• **EXERCISE PASSAGE**

Cold-active esterase from Psychrobacter sp. Ant300: gene cloning, characterization, and the effects of Gly→Pro substitution near the active site on its catalytic activity and stability

Abstract

The gene encoding an esterase (PsyEst) of Psychrobacter sp. Ant300, a psychrophilic bacterium isolated from Antarctic soil, was cloned, sequenced, and expressed in Escherichia coli. PsyEst, which is a member of hormone-sensitive lipase (HSL) group of the lipase/esterase family, is a cold-active, themolabile enzyme with high catalytic activity at low temperatures (5–25 °C), low activation energy (e.g., 4.6 kcal/mol for hydrolysis of p-nitrophenyl butyrate), and a t 1/2 value of 16 min for thermal inactivation during incubation at 40 °C and pH 7.9. A three-dimensional structural model of PsyEst predicted that Gly 244 was located in the loop near the active site of PsyEst and that substitution of this amino-acid residue by proline should potentially rigidify the active-site environment of the enzyme. Thus, we introduced the Gly 244→Pro substitution into the enzyme. Stability studies showed that the t 1/2 value for thermal inactivation of the mutant during incubation at 40 °C and pH 7.9 was 11.6 h, which was significantly greater than that of the wild-type enzyme. The k cat/ K m value of the mutant was lower for all substrates examined than the value of the wild type. Moreover, this amino-acid substitution caused a shift of the acyl-chain length specificity of the enzyme toward higher preference for short-chain fatty acid esters. All of these observations could be explained in terms of a decrease in active-site flexibility brought about by the mutation and were consistent with the hypothesis that cold activity and thermolability arise from local flexibility around the active site of the enzyme.

• **LISTED ENTRIES**
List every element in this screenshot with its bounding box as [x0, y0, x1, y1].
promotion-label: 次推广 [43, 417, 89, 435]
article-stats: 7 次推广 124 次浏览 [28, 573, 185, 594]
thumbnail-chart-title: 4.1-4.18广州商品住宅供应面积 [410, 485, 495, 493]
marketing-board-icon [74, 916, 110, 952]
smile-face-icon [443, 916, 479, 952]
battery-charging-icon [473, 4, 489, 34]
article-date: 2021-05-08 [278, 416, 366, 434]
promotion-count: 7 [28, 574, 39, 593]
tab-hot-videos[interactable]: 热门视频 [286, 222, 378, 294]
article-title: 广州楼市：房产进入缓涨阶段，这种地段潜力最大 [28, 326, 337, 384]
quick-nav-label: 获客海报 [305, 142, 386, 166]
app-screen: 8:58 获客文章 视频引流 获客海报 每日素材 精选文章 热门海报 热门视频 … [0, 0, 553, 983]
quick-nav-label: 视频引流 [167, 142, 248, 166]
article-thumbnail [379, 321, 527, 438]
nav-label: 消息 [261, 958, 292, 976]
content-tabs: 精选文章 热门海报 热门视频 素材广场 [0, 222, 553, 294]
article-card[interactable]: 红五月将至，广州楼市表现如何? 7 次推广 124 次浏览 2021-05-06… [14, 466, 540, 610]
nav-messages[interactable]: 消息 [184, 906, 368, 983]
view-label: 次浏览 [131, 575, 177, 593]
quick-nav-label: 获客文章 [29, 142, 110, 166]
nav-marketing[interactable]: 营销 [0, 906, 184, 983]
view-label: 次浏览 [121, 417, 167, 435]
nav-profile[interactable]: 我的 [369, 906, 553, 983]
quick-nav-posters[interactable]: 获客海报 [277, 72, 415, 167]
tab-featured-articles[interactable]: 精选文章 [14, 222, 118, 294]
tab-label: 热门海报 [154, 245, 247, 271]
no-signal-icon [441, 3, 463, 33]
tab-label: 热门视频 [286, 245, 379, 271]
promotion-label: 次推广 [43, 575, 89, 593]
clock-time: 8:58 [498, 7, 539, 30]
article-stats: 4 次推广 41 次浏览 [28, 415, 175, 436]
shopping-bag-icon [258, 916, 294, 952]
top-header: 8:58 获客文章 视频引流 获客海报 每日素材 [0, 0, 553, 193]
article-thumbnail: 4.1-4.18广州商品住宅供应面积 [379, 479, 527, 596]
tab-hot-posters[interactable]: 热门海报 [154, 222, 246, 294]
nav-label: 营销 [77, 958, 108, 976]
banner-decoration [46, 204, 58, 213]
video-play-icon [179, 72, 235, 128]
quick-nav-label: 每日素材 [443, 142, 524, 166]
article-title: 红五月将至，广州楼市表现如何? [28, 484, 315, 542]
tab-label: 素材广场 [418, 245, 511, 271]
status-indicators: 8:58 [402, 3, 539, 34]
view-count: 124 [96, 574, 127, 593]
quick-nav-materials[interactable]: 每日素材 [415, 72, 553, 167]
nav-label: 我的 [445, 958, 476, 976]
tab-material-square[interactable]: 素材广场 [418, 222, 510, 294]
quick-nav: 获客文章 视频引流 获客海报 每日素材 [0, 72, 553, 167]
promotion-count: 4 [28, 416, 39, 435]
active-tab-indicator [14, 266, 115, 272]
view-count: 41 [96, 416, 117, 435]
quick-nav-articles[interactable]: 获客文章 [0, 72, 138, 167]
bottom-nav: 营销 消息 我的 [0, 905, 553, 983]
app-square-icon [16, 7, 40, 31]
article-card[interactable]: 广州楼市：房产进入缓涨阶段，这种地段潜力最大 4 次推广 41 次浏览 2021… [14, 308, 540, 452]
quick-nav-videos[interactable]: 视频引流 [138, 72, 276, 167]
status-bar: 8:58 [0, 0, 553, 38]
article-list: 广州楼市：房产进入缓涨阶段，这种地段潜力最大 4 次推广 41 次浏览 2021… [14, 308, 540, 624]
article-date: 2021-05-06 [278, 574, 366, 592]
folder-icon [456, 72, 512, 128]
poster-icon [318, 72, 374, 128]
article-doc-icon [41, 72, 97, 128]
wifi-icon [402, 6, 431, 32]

• **TASK DESCRIPTION**
Do statements (a), (b), and (c) agree with the esterase abstract? Answer yes or no for each, quoting the words of the abstract that decide it.
(a) At 40 °C and pH 7.9, the mutant had a t 1/2 value of 11.6 h.
(b) The mutant had a higher k cat/ K m value than the wild type for every substrate examined.
(c) The Gly 244→Pro substitution shifted the enzyme's preference toward long-chain fatty acid esters.
The material stands apart from the esterase abstract.

• **THE ANSWER**
(a) Yes: "the t 1/2 value for thermal inactivation of the mutant during incubation at 40 °C and pH 7.9 was 11.6 h"
(b) No: "The k cat/ K m value of the mutant was lower for all substrates examined than the value of the wild type."
(c) No: "a shift of the acyl-chain length specificity of the enzyme toward higher preference for short-chain fatty acid esters"